▸ **Prompt**: The listing below should be printed exactly, every line of it. Skip the pictures.

[begin Record set]

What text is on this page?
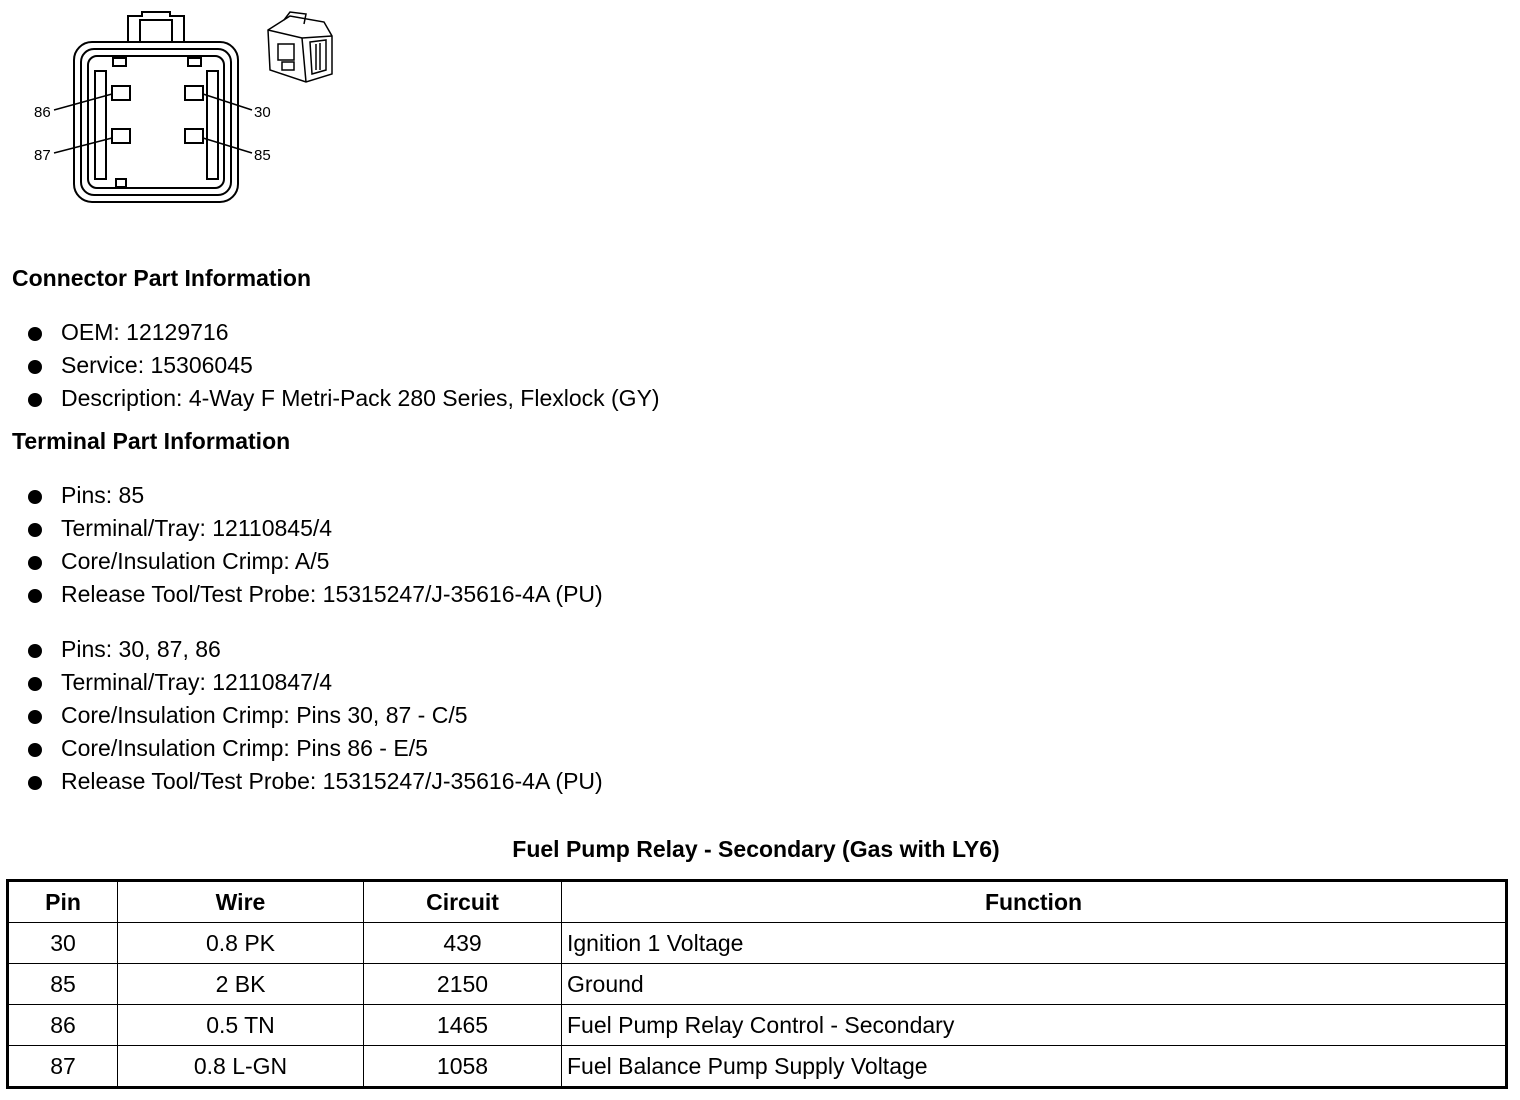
86
87
30
85
Connector Part Information
OEM: 12129716
Service: 15306045
Description: 4-Way F Metri-Pack 280 Series, Flexlock (GY)
Terminal Part Information
Pins: 85
Terminal/Tray: 12110845/4
Core/Insulation Crimp: A/5
Release Tool/Test Probe: 15315247/J-35616-4A (PU)
Pins: 30, 87, 86
Terminal/Tray: 12110847/4
Core/Insulation Crimp: Pins 30, 87 - C/5
Core/Insulation Crimp: Pins 86 - E/5
Release Tool/Test Probe: 15315247/J-35616-4A (PU)
Fuel Pump Relay - Secondary (Gas with LY6)
Pin	Wire	Circuit	Function
30	0.8 PK	439	Ignition 1 Voltage
85	2 BK	2150	Ground
86	0.5 TN	1465	Fuel Pump Relay Control - Secondary
87	0.8 L-GN	1058	Fuel Balance Pump Supply Voltage
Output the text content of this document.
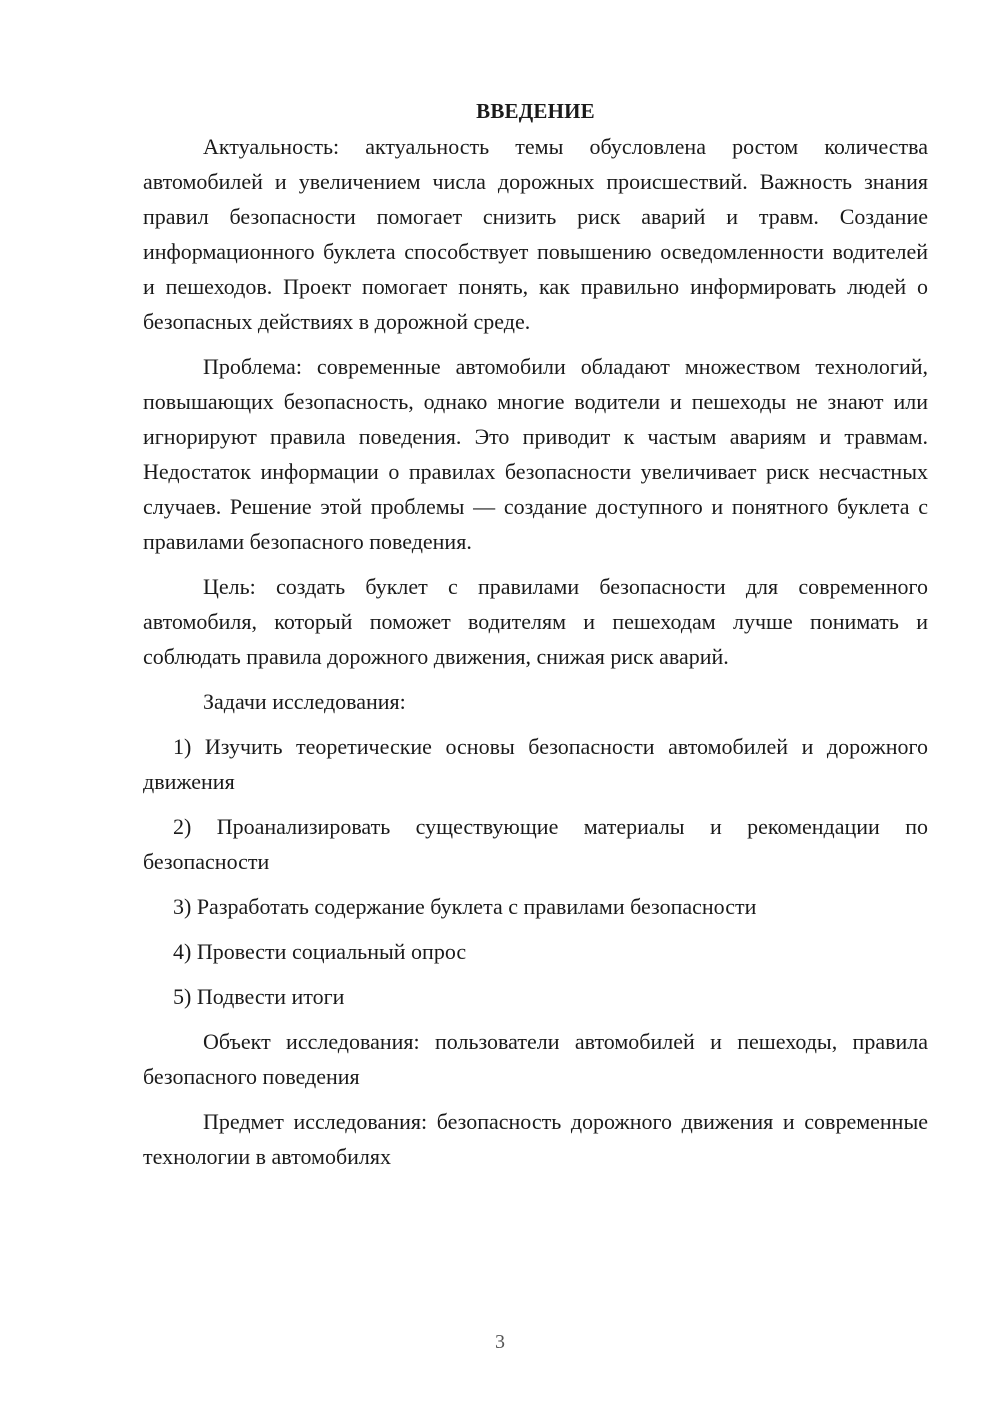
ВВЕДЕНИЕ

Актуальность: актуальность темы обусловлена ростом количества автомобилей и увеличением числа дорожных происшествий. Важность знания правил безопасности помогает снизить риск аварий и травм. Создание информационного буклета способствует повышению осведомленности водителей и пешеходов. Проект помогает понять, как правильно информировать людей о безопасных действиях в дорожной среде.

Проблема: современные автомобили обладают множеством технологий, повышающих безопасность, однако многие водители и пешеходы не знают или игнорируют правила поведения. Это приводит к частым авариям и травмам. Недостаток информации о правилах безопасности увеличивает риск несчастных случаев. Решение этой проблемы — создание доступного и понятного буклета с правилами безопасного поведения.

Цель: создать буклет с правилами безопасности для современного автомобиля, который поможет водителям и пешеходам лучше понимать и соблюдать правила дорожного движения, снижая риск аварий.

Задачи исследования:

1) Изучить теоретические основы безопасности автомобилей и дорожного движения

2) Проанализировать существующие материалы и рекомендации по безопасности

3) Разработать содержание буклета с правилами безопасности

4) Провести социальный опрос

5) Подвести итоги

Объект исследования: пользователи автомобилей и пешеходы, правила безопасного поведения

Предмет исследования: безопасность дорожного движения и современные технологии в автомобилях

3
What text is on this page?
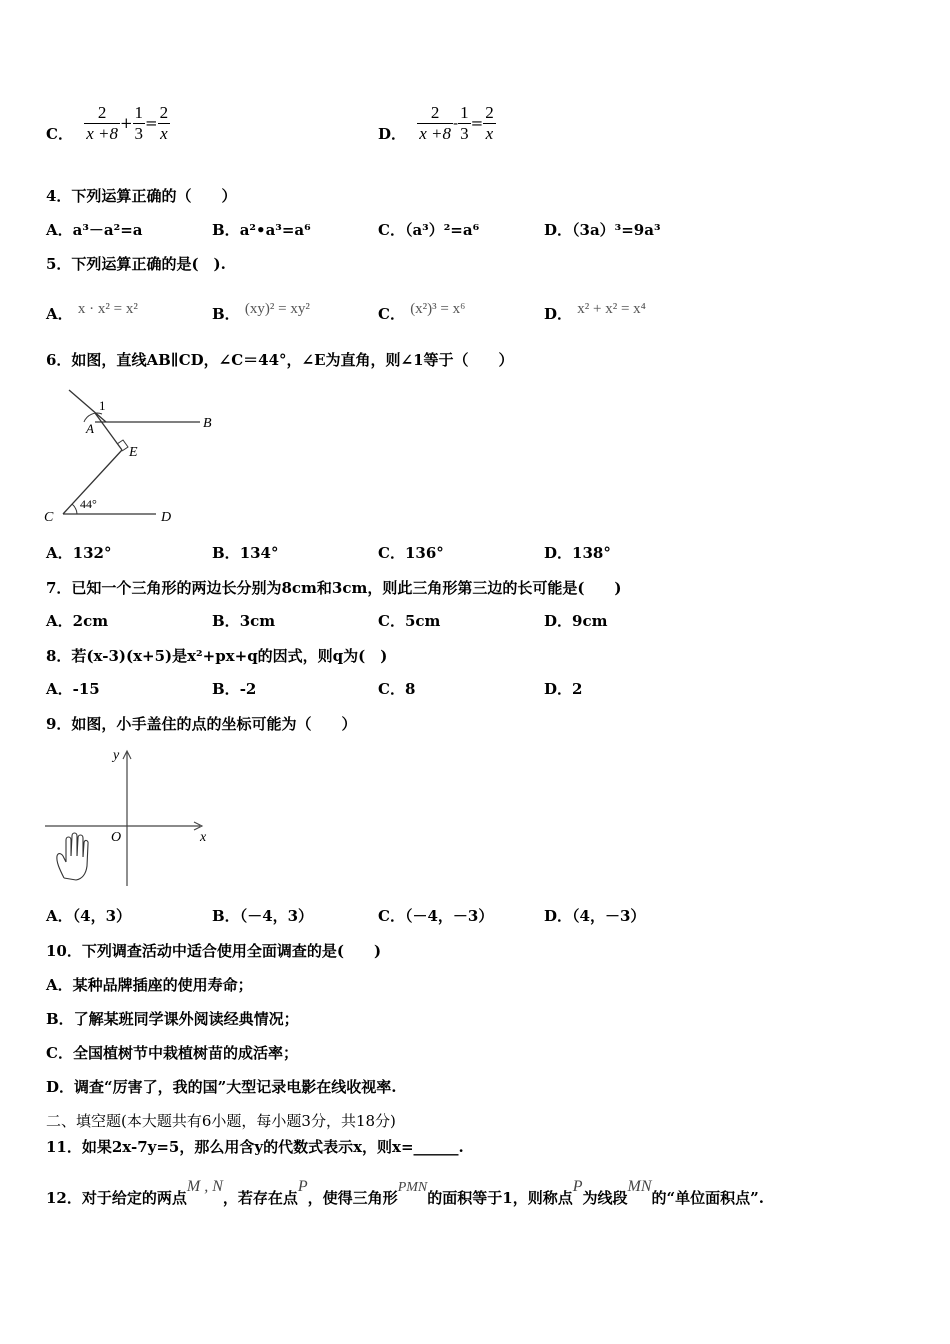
C． $\frac{2}{x +8} + \frac{1}{3} = \frac{2}{x}$	D． $\frac{2}{x +8} - \frac{1}{3} = \frac{2}{x}$
4．下列运算正确的（　　）
A．a³－a²=a	B．a²•a³=a⁶	C．（a³）²=a⁶	D．（3a）³=9a³
5．下列运算正确的是(　).
A． x · x² = x²	B． (xy)² = xy²	C． (x²)³ = x⁶	D． x² + x² = x⁴
6．如图，直线AB∥CD，∠C＝44°，∠E为直角，则∠1等于（　　）
1
A	B
E
C	D
44°
A．132°	B．134°	C．136°	D．138°
7．已知一个三角形的两边长分别为8cm和3cm，则此三角形第三边的长可能是(　　)
A．2cm	B．3cm	C．5cm	D．9cm
8．若(x-3)(x+5)是x²+px+q的因式，则q为(　)
A．-15	B．-2	C．8	D．2
9．如图，小手盖住的点的坐标可能为（　　）
y
x
O
A．（4，3）	B．（－4，3）	C．（－4，－3）	D．（4，－3）
10．下列调查活动中适合使用全面调查的是(　　)
A．某种品牌插座的使用寿命；
B．了解某班同学课外阅读经典情况；
C．全国植树节中栽植树苗的成活率；
D．调查“厉害了，我的国”大型记录电影在线收视率.
二、填空题(本大题共有6小题，每小题3分，共18分)
11．如果2x-7y=5，那么用含y的代数式表示x，则x=______.
12．对于给定的两点M , N，若存在点P，使得三角形PMN的面积等于1，则称点P为线段MN的“单位面积点”.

[end Record set]

▸ **Exercise response**:
What text is on this page?
86
87
30
85
Connector Part Information
OEM: 12129716
Service: 15306045
Description: 4-Way F Metri-Pack 280 Series, Flexlock (GY)
Terminal Part Information
Pins: 85
Terminal/Tray: 12110845/4
Core/Insulation Crimp: A/5
Release Tool/Test Probe: 15315247/J-35616-4A (PU)
Pins: 30, 87, 86
Terminal/Tray: 12110847/4
Core/Insulation Crimp: Pins 30, 87 - C/5
Core/Insulation Crimp: Pins 86 - E/5
Release Tool/Test Probe: 15315247/J-35616-4A (PU)
Fuel Pump Relay - Secondary (Gas with LY6)
Pin	Wire	Circuit	Function
30	0.8 PK	439	Ignition 1 Voltage
85	2 BK	2150	Ground
86	0.5 TN	1465	Fuel Pump Relay Control - Secondary
87	0.8 L-GN	1058	Fuel Balance Pump Supply Voltage
Output the text content of this document.
ВВЕДЕНИЕ

Актуальность: актуальность темы обусловлена ростом количества автомобилей и увеличением числа дорожных происшествий. Важность знания правил безопасности помогает снизить риск аварий и травм. Создание информационного буклета способствует повышению осведомленности водителей и пешеходов. Проект помогает понять, как правильно информировать людей о безопасных действиях в дорожной среде.

Проблема: современные автомобили обладают множеством технологий, повышающих безопасность, однако многие водители и пешеходы не знают или игнорируют правила поведения. Это приводит к частым авариям и травмам. Недостаток информации о правилах безопасности увеличивает риск несчастных случаев. Решение этой проблемы — создание доступного и понятного буклета с правилами безопасного поведения.

Цель: создать буклет с правилами безопасности для современного автомобиля, который поможет водителям и пешеходам лучше понимать и соблюдать правила дорожного движения, снижая риск аварий.

Задачи исследования:

1) Изучить теоретические основы безопасности автомобилей и дорожного движения

2) Проанализировать существующие материалы и рекомендации по безопасности

3) Разработать содержание буклета с правилами безопасности

4) Провести социальный опрос

5) Подвести итоги

Объект исследования: пользователи автомобилей и пешеходы, правила безопасного поведения

Предмет исследования: безопасность дорожного движения и современные технологии в автомобилях

3
What text is on this page?
C． $\frac{2}{x +8} + \frac{1}{3} = \frac{2}{x}$	D． $\frac{2}{x +8} - \frac{1}{3} = \frac{2}{x}$
4．下列运算正确的（　　）
A．a³－a²=a	B．a²•a³=a⁶	C．（a³）²=a⁶	D．（3a）³=9a³
5．下列运算正确的是(　).
A． x · x² = x²	B． (xy)² = xy²	C． (x²)³ = x⁶	D． x² + x² = x⁴
6．如图，直线AB∥CD，∠C＝44°，∠E为直角，则∠1等于（　　）
1
A	B
E
C	D
44°
A．132°	B．134°	C．136°	D．138°
7．已知一个三角形的两边长分别为8cm和3cm，则此三角形第三边的长可能是(　　)
A．2cm	B．3cm	C．5cm	D．9cm
8．若(x-3)(x+5)是x²+px+q的因式，则q为(　)
A．-15	B．-2	C．8	D．2
9．如图，小手盖住的点的坐标可能为（　　）
y
x
O
A．（4，3）	B．（－4，3）	C．（－4，－3）	D．（4，－3）
10．下列调查活动中适合使用全面调查的是(　　)
A．某种品牌插座的使用寿命；
B．了解某班同学课外阅读经典情况；
C．全国植树节中栽植树苗的成活率；
D．调查“厉害了，我的国”大型记录电影在线收视率.
二、填空题(本大题共有6小题，每小题3分，共18分)
11．如果2x-7y=5，那么用含y的代数式表示x，则x=______.
12．对于给定的两点M , N，若存在点P，使得三角形PMN的面积等于1，则称点P为线段MN的“单位面积点”.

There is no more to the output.